_WHAT IS REQUIRED_
Retype the material that follows, keeping every word as it is.

** start of MATERIAL PROVIDED **

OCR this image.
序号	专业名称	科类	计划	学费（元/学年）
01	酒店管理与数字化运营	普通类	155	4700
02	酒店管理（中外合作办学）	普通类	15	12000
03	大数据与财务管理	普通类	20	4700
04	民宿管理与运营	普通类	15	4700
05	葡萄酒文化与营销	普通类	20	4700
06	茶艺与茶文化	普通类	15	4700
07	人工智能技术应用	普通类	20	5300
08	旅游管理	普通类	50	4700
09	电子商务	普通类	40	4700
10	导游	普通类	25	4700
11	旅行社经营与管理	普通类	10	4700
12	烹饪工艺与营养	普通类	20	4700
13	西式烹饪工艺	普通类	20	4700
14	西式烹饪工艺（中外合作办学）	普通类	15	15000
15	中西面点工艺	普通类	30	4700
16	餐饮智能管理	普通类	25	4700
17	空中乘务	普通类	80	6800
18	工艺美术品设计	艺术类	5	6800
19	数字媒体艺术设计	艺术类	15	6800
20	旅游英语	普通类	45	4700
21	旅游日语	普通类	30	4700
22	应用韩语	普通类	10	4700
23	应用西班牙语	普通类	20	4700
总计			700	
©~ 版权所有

** end of MATERIAL PROVIDED **

_EXERCISE SOLUTION_
OCR this image.
序号	专业名称	科类	计划	学费（元/学年）
01	酒店管理与数字化运营	普通类	155	4700
02	酒店管理（中外合作办学）	普通类	15	12000
03	大数据与财务管理	普通类	20	4700
04	民宿管理与运营	普通类	15	4700
05	葡萄酒文化与营销	普通类	20	4700
06	茶艺与茶文化	普通类	15	4700
07	人工智能技术应用	普通类	20	5300
08	旅游管理	普通类	50	4700
09	电子商务	普通类	40	4700
10	导游	普通类	25	4700
11	旅行社经营与管理	普通类	10	4700
12	烹饪工艺与营养	普通类	20	4700
13	西式烹饪工艺	普通类	20	4700
14	西式烹饪工艺（中外合作办学）	普通类	15	15000
15	中西面点工艺	普通类	30	4700
16	餐饮智能管理	普通类	25	4700
17	空中乘务	普通类	80	6800
18	工艺美术品设计	艺术类	5	6800
19	数字媒体艺术设计	艺术类	15	6800
20	旅游英语	普通类	45	4700
21	旅游日语	普通类	30	4700
22	应用韩语	普通类	10	4700
23	应用西班牙语	普通类	20	4700
总计			700	
©~ 版权所有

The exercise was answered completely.